Start of Dataset excerpts
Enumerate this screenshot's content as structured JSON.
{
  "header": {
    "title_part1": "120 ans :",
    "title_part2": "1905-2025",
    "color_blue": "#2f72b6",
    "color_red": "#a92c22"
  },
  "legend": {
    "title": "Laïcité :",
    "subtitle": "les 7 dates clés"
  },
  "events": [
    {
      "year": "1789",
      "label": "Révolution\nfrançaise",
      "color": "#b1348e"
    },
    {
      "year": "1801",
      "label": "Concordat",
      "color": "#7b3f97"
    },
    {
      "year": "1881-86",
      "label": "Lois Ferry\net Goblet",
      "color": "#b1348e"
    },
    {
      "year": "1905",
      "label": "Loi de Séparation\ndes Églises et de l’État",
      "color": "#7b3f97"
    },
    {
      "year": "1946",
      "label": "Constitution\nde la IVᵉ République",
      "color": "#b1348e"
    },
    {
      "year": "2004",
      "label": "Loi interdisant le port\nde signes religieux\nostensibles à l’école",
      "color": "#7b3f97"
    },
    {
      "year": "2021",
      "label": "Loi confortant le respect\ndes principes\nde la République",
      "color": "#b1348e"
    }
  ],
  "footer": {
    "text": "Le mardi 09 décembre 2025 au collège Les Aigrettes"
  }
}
End of Dataset excerpts
Please output the entire listing exactly as it stands.

# Answer below
Enumerate this screenshot's content as structured JSON.
{
  "header": {
    "title_part1": "120 ans :",
    "title_part2": "1905-2025",
    "color_blue": "#2f72b6",
    "color_red": "#a92c22"
  },
  "legend": {
    "title": "Laïcité :",
    "subtitle": "les 7 dates clés"
  },
  "events": [
    {
      "year": "1789",
      "label": "Révolution\nfrançaise",
      "color": "#b1348e"
    },
    {
      "year": "1801",
      "label": "Concordat",
      "color": "#7b3f97"
    },
    {
      "year": "1881-86",
      "label": "Lois Ferry\net Goblet",
      "color": "#b1348e"
    },
    {
      "year": "1905",
      "label": "Loi de Séparation\ndes Églises et de l’État",
      "color": "#7b3f97"
    },
    {
      "year": "1946",
      "label": "Constitution\nde la IVᵉ République",
      "color": "#b1348e"
    },
    {
      "year": "2004",
      "label": "Loi interdisant le port\nde signes religieux\nostensibles à l’école",
      "color": "#7b3f97"
    },
    {
      "year": "2021",
      "label": "Loi confortant le respect\ndes principes\nde la République",
      "color": "#b1348e"
    }
  ],
  "footer": {
    "text": "Le mardi 09 décembre 2025 au collège Les Aigrettes"
  }
}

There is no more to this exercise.